— start —
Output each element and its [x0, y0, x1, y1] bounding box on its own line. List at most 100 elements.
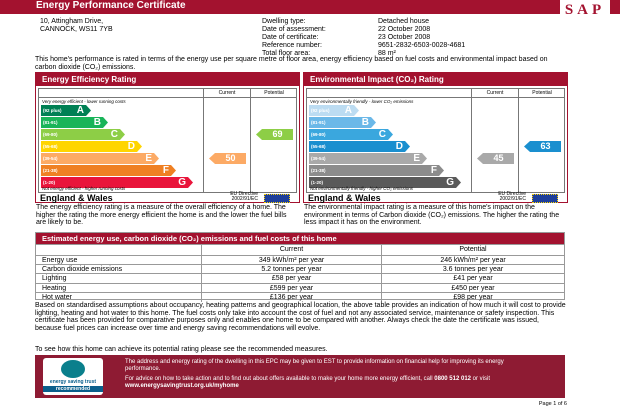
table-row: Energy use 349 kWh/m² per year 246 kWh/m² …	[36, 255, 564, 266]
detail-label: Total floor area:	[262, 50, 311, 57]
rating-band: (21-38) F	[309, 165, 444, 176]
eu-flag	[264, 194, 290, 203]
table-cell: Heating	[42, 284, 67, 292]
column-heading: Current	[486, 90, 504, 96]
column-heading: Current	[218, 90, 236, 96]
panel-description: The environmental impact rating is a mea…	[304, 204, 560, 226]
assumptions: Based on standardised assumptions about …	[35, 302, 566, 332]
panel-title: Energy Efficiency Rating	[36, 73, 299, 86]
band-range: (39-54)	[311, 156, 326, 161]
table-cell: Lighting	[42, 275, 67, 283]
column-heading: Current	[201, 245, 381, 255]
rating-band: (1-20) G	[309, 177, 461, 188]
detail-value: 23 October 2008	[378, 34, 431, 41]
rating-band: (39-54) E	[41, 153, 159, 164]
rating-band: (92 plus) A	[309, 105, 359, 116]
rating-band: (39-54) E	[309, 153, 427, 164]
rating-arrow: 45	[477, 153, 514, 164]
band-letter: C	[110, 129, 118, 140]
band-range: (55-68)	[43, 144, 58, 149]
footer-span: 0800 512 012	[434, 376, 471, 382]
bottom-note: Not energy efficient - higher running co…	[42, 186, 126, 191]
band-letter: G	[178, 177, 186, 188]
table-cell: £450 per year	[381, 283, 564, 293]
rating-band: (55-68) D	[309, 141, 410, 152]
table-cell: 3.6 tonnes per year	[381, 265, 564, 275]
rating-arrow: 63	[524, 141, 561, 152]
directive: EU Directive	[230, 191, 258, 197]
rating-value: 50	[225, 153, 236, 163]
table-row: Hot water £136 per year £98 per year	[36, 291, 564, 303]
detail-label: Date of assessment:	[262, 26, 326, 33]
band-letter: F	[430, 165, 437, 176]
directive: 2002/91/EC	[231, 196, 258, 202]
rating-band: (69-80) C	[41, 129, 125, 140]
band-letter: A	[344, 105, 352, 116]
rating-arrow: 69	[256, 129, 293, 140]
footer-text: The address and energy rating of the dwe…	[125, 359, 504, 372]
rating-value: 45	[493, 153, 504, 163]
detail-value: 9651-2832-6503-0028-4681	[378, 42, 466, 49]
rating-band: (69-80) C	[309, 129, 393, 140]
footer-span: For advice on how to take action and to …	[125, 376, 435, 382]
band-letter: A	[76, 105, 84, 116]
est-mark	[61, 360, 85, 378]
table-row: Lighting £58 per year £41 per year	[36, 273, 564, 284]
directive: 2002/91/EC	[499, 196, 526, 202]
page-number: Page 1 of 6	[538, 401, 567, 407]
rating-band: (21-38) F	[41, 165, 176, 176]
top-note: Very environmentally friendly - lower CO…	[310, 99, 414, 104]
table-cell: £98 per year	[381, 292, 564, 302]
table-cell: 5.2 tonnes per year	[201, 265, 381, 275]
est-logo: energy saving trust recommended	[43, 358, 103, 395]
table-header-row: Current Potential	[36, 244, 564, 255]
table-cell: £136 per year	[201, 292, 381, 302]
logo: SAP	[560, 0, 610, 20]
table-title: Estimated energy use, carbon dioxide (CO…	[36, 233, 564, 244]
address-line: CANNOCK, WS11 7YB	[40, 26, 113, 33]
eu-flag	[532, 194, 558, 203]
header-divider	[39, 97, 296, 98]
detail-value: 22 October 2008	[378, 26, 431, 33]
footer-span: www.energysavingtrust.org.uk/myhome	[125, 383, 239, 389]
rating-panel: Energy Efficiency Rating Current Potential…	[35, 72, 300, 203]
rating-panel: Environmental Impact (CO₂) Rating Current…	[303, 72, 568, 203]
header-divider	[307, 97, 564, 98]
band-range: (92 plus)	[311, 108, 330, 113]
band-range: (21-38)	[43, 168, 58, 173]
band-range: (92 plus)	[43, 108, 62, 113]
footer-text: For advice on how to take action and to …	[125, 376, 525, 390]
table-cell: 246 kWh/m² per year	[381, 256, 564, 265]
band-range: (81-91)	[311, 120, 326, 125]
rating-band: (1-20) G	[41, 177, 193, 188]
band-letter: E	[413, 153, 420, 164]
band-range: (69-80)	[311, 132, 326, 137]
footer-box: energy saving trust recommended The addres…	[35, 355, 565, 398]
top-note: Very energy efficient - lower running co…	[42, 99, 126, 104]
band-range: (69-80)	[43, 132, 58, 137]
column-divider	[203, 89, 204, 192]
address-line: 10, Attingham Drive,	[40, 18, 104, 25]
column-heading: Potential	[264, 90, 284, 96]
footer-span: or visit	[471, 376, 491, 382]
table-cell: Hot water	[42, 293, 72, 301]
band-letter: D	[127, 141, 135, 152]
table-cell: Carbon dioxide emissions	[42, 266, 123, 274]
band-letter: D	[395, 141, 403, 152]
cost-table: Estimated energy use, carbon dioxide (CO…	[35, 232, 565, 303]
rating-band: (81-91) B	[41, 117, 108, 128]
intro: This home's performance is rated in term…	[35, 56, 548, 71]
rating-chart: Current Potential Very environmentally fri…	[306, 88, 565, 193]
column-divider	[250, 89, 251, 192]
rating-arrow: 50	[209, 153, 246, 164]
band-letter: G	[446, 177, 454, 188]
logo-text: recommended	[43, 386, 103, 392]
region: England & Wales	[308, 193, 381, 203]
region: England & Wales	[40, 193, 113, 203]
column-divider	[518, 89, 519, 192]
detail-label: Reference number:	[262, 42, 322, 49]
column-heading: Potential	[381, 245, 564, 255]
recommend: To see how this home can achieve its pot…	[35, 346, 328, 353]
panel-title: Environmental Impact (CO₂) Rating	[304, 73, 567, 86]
— end —
* **Stated goal**
Starting at the line that contains "table-row: Energy use", copy each line of the records word for word, and stop once you reach the line that contains "bottom-note: Not energy".

* **Solution for this exercise**
table-row: Energy use 349 kWh/m² per year 246 kWh/m² …	[36, 255, 564, 266]
detail-label: Total floor area:	[262, 50, 311, 57]
rating-band: (21-38) F	[309, 165, 444, 176]
eu-flag	[264, 194, 290, 203]
table-cell: Heating	[42, 284, 67, 292]
column-heading: Current	[486, 90, 504, 96]
column-heading: Current	[218, 90, 236, 96]
panel-description: The environmental impact rating is a mea…	[304, 204, 560, 226]
assumptions: Based on standardised assumptions about …	[35, 302, 566, 332]
panel-title: Energy Efficiency Rating	[36, 73, 299, 86]
band-range: (39-54)	[311, 156, 326, 161]
table-cell: Lighting	[42, 275, 67, 283]
column-heading: Current	[201, 245, 381, 255]
rating-band: (1-20) G	[309, 177, 461, 188]
detail-value: 23 October 2008	[378, 34, 431, 41]
rating-band: (39-54) E	[41, 153, 159, 164]
rating-band: (92 plus) A	[309, 105, 359, 116]
rating-band: (39-54) E	[309, 153, 427, 164]
rating-arrow: 45	[477, 153, 514, 164]
band-letter: C	[110, 129, 118, 140]
band-range: (55-68)	[43, 144, 58, 149]
footer-span: 0800 512 012	[434, 376, 471, 382]
bottom-note: Not energy efficient - higher running co…	[42, 186, 126, 191]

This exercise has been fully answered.